Direction
Print every entry word for word, but omit the pictures.

Input
+-------+

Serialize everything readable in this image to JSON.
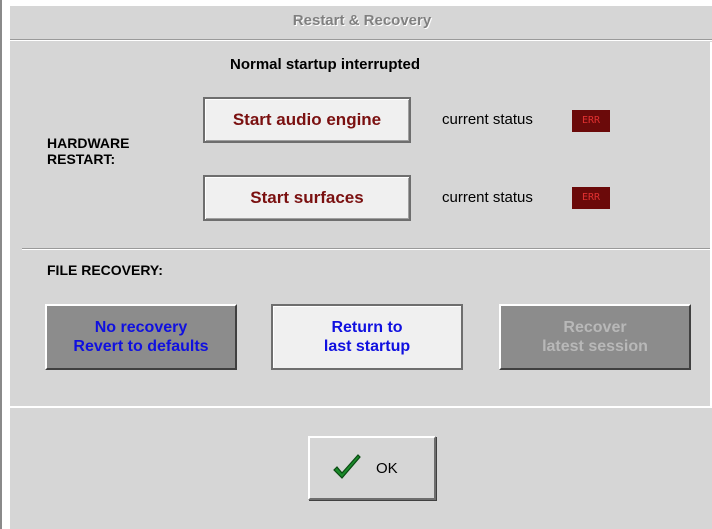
{
  "dialog": {
    "title": "Restart & Recovery",
    "subtitle": "Normal startup interrupted"
  },
  "hardware": {
    "label_line1": "HARDWARE",
    "label_line2": "RESTART:",
    "audio_button": "Start audio engine",
    "surfaces_button": "Start surfaces",
    "status_label": "current status",
    "audio_status": "ERR",
    "surfaces_status": "ERR"
  },
  "file_recovery": {
    "label": "FILE RECOVERY:",
    "no_recovery": {
      "line1": "No recovery",
      "line2": "Revert to defaults"
    },
    "return": {
      "line1": "Return to",
      "line2": "last startup"
    },
    "recover": {
      "line1": "Recover",
      "line2": "latest session"
    }
  },
  "ok_button": {
    "label": "OK",
    "icon": "checkmark-icon"
  },
  "colors": {
    "accent_blue": "#1010e0",
    "button_red": "#7a1010",
    "err_bg": "#6b0a0a",
    "dialog_bg": "#d6d6d6"
  }
}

+-------+

Task output
Serialize everything readable in this image to JSON.
{
  "dialog": {
    "title": "Restart & Recovery",
    "subtitle": "Normal startup interrupted"
  },
  "hardware": {
    "label_line1": "HARDWARE",
    "label_line2": "RESTART:",
    "audio_button": "Start audio engine",
    "surfaces_button": "Start surfaces",
    "status_label": "current status",
    "audio_status": "ERR",
    "surfaces_status": "ERR"
  },
  "file_recovery": {
    "label": "FILE RECOVERY:",
    "no_recovery": {
      "line1": "No recovery",
      "line2": "Revert to defaults"
    },
    "return": {
      "line1": "Return to",
      "line2": "last startup"
    },
    "recover": {
      "line1": "Recover",
      "line2": "latest session"
    }
  },
  "ok_button": {
    "label": "OK",
    "icon": "checkmark-icon"
  },
  "colors": {
    "accent_blue": "#1010e0",
    "button_red": "#7a1010",
    "err_bg": "#6b0a0a",
    "dialog_bg": "#d6d6d6"
  }
}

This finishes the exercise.